- Work to do
Count the lines below that contain the word "JSON" and give only the number.

- Data for this task
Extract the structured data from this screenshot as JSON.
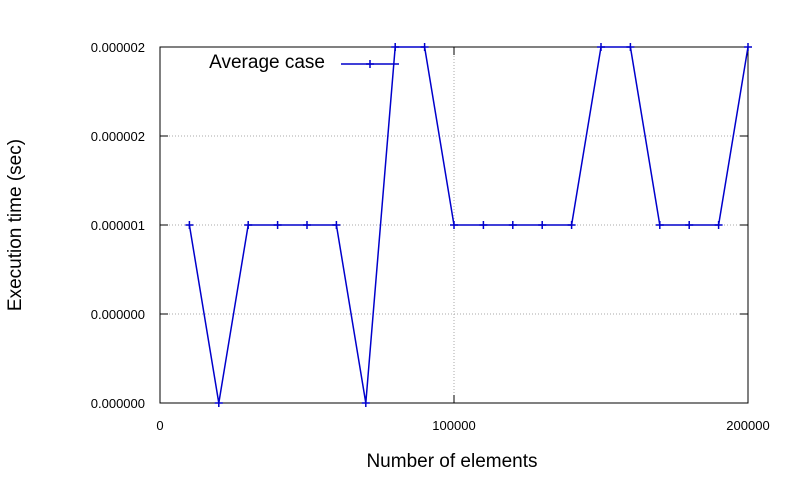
{
  "chart_data": {
    "type": "line",
    "title": "",
    "xlabel": "Number of elements",
    "ylabel": "Execution time (sec)",
    "xlim": [
      0,
      200000
    ],
    "ylim": [
      0,
      2e-06
    ],
    "grid": true,
    "legend_position": "top-left",
    "x_ticks": [
      {
        "value": 0,
        "label": "0"
      },
      {
        "value": 100000,
        "label": "100000"
      },
      {
        "value": 200000,
        "label": "200000"
      }
    ],
    "y_ticks": [
      {
        "value": 0,
        "label": "0.000000"
      },
      {
        "value": 5e-07,
        "label": "0.000000"
      },
      {
        "value": 1e-06,
        "label": "0.000001"
      },
      {
        "value": 1.5e-06,
        "label": "0.000002"
      },
      {
        "value": 2e-06,
        "label": "0.000002"
      }
    ],
    "series": [
      {
        "name": "Average case",
        "color": "#0000cc",
        "marker": "plus",
        "x": [
          10000,
          20000,
          30000,
          40000,
          50000,
          60000,
          70000,
          80000,
          90000,
          100000,
          110000,
          120000,
          130000,
          140000,
          150000,
          160000,
          170000,
          180000,
          190000,
          200000
        ],
        "y": [
          1e-06,
          0,
          1e-06,
          1e-06,
          1e-06,
          1e-06,
          0,
          2e-06,
          2e-06,
          1e-06,
          1e-06,
          1e-06,
          1e-06,
          1e-06,
          2e-06,
          2e-06,
          1e-06,
          1e-06,
          1e-06,
          2e-06
        ]
      }
    ]
  }
}
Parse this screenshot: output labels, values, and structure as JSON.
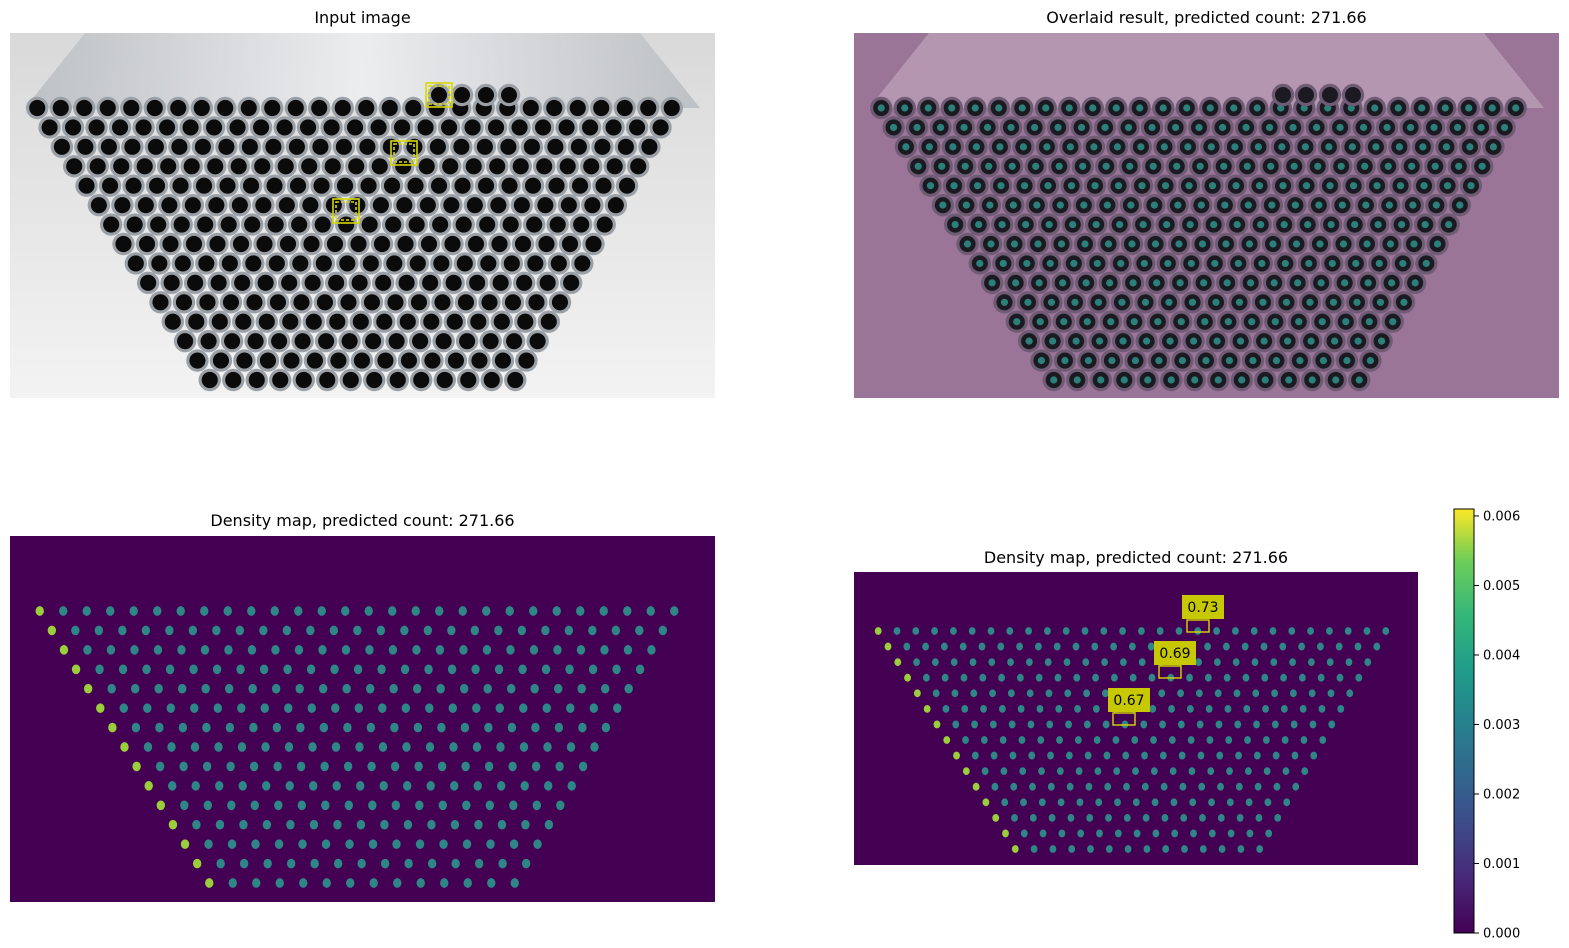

- Final result
2